* [STATED GOAL]: Which lines contain the string "ffffff"? Please list every one of them.
[BEGIN]
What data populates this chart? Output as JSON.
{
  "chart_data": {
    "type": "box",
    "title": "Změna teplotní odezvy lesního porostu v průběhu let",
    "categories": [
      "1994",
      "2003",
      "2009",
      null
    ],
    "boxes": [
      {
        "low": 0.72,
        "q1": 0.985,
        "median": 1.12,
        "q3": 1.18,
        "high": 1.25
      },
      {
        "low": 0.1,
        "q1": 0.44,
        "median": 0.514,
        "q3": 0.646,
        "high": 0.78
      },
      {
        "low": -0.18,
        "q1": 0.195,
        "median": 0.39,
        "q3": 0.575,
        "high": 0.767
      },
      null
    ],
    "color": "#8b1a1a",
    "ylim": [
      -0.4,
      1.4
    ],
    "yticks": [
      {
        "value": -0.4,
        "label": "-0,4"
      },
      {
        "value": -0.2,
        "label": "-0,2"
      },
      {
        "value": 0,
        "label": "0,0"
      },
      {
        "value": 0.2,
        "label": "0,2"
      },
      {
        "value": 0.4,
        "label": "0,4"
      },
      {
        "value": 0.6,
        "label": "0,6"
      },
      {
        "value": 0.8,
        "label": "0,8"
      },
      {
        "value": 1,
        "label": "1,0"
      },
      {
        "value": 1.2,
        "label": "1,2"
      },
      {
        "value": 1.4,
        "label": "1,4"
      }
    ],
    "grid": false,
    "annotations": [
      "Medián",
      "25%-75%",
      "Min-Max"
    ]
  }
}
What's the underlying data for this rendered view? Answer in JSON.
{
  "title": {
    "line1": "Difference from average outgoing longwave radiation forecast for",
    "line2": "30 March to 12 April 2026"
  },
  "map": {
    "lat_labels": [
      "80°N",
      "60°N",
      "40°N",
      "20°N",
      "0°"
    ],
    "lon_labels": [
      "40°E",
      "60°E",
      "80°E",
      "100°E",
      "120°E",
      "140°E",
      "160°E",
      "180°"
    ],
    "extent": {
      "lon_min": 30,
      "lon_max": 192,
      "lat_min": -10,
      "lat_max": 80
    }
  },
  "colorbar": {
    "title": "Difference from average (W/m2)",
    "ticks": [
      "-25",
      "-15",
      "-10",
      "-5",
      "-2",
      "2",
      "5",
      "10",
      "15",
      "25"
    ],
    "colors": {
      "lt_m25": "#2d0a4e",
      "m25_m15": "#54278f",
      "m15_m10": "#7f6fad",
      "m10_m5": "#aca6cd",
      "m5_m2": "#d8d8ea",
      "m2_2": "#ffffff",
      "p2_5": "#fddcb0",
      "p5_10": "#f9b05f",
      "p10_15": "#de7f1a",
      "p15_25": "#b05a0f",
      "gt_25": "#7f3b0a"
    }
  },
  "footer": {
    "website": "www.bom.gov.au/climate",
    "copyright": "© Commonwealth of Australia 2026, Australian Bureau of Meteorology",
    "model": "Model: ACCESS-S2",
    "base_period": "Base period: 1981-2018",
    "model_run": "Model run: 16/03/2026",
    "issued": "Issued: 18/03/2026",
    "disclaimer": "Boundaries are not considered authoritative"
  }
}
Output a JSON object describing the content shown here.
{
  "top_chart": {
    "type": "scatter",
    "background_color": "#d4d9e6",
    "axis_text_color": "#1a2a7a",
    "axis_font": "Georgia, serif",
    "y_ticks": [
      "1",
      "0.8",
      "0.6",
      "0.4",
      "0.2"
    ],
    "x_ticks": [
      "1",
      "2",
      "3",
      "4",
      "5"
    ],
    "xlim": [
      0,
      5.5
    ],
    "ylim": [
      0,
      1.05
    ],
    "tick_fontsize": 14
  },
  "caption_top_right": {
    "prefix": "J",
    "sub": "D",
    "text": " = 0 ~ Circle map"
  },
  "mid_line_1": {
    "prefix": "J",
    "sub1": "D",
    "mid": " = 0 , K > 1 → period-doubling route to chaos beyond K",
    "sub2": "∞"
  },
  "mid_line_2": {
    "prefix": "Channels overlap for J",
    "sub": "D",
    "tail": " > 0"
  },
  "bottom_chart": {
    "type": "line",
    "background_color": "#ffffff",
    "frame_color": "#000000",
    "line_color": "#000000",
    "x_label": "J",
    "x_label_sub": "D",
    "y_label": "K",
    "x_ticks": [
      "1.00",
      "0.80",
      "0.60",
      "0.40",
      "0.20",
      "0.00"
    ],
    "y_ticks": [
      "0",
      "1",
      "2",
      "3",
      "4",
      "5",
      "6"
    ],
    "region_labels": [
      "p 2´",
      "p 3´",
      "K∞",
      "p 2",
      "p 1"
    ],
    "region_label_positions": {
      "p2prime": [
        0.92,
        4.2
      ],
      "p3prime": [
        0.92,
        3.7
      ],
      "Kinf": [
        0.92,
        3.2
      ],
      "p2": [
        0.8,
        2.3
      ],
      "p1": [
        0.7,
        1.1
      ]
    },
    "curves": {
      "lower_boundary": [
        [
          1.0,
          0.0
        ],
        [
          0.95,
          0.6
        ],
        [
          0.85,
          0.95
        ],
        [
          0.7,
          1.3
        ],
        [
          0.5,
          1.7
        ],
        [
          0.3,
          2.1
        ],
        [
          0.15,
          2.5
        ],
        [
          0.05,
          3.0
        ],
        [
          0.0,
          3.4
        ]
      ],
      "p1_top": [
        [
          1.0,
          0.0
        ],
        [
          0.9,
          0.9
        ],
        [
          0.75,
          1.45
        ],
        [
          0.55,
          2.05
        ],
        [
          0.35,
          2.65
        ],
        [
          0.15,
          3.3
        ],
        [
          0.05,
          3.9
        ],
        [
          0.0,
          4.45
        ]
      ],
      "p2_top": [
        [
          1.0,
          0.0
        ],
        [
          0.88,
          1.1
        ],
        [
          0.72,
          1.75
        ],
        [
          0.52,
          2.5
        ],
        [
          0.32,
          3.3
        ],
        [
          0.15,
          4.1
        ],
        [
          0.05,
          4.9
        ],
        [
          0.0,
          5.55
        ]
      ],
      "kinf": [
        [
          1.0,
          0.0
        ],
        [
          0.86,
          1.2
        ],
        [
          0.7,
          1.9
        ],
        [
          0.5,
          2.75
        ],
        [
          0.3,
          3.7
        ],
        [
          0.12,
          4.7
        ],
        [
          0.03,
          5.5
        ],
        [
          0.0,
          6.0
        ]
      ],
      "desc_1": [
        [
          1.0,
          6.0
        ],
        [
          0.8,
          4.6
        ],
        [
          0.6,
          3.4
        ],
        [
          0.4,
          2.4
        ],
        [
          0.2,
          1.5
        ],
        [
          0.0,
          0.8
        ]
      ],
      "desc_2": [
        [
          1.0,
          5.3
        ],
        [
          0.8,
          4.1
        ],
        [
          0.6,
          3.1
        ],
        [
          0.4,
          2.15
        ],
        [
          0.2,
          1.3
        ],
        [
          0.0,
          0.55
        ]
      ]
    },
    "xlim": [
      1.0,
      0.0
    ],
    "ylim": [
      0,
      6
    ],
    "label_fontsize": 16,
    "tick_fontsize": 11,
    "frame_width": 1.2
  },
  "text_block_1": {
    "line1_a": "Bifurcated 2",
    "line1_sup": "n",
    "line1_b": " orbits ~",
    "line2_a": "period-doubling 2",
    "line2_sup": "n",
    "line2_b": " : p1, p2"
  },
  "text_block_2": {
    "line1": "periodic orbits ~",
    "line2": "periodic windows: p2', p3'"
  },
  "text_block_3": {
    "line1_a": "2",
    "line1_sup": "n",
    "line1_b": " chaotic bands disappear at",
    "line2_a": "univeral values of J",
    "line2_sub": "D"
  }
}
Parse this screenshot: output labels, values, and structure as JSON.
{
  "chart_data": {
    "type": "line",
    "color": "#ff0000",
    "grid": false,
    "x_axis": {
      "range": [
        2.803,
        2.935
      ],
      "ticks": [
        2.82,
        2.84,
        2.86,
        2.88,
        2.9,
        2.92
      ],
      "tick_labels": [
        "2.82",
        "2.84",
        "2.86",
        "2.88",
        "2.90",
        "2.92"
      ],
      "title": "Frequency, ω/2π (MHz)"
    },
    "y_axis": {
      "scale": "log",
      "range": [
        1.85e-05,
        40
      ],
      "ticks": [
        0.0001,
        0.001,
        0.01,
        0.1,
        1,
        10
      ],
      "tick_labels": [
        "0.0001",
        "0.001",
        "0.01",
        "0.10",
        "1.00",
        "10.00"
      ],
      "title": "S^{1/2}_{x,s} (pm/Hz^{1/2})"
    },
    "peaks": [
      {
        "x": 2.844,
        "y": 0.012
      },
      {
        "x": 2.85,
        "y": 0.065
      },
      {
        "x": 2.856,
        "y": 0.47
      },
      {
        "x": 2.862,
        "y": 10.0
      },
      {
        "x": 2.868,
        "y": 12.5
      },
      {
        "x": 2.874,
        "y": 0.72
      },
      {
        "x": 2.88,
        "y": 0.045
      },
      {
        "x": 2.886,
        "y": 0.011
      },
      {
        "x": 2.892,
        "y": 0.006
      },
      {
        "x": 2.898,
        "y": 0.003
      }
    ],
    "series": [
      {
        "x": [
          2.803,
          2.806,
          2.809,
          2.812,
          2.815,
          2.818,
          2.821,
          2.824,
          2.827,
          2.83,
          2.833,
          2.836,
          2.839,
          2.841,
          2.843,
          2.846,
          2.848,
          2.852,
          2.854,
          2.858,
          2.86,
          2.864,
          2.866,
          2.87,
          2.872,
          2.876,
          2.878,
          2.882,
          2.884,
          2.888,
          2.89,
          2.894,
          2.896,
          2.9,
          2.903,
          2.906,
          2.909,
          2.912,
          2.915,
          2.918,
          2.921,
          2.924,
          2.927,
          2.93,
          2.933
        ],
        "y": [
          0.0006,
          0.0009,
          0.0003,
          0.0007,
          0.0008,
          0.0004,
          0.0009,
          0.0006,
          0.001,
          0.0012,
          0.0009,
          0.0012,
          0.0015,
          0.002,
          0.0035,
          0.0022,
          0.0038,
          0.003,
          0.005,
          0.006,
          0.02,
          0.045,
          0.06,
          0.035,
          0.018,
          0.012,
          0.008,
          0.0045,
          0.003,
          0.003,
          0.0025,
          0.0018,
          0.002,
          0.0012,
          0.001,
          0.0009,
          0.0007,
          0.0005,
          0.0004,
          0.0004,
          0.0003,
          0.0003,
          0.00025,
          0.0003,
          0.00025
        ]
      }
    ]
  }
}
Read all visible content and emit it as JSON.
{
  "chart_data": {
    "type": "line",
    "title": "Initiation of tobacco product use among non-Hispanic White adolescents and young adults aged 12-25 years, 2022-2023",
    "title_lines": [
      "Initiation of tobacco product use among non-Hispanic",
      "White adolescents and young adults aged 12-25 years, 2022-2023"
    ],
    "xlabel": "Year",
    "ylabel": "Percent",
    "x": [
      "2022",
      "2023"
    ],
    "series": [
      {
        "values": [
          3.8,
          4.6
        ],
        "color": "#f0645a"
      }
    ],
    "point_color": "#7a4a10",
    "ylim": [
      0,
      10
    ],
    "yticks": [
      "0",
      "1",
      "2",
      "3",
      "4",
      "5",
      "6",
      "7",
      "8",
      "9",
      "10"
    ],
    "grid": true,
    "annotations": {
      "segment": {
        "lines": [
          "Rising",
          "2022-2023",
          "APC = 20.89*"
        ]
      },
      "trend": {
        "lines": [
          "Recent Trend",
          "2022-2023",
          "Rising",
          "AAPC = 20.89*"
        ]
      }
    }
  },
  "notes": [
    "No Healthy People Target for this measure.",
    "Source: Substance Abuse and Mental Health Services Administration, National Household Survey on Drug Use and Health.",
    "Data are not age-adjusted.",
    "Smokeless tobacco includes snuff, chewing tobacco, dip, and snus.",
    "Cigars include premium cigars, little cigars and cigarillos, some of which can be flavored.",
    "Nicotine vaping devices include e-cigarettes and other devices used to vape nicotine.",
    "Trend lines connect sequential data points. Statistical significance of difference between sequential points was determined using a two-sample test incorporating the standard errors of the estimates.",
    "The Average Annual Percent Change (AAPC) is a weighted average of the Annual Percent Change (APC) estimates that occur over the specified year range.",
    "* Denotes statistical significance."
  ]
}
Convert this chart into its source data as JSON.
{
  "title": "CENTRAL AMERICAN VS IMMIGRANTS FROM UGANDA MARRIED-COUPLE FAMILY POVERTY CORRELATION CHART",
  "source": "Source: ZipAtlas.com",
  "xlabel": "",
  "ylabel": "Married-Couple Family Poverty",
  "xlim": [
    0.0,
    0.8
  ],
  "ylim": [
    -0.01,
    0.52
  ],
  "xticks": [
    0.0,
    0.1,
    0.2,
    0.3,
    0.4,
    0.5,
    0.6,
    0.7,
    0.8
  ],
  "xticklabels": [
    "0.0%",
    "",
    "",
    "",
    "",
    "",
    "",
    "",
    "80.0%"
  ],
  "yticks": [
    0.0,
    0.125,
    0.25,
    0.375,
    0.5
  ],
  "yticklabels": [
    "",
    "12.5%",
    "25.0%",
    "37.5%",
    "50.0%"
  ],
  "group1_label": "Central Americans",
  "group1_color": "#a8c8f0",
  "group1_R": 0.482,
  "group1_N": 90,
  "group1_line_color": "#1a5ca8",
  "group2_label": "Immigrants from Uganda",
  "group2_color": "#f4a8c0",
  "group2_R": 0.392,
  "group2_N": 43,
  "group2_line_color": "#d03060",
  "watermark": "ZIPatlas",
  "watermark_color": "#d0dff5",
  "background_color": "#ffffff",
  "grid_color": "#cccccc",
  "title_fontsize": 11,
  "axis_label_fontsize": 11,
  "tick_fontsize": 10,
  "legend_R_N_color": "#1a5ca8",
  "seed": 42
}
[END]
* [SOLUTION FOR THIS TASK]:
      "m2_2": "#ffffff",
    "background_color": "#ffffff",
  "background_color": "#ffffff",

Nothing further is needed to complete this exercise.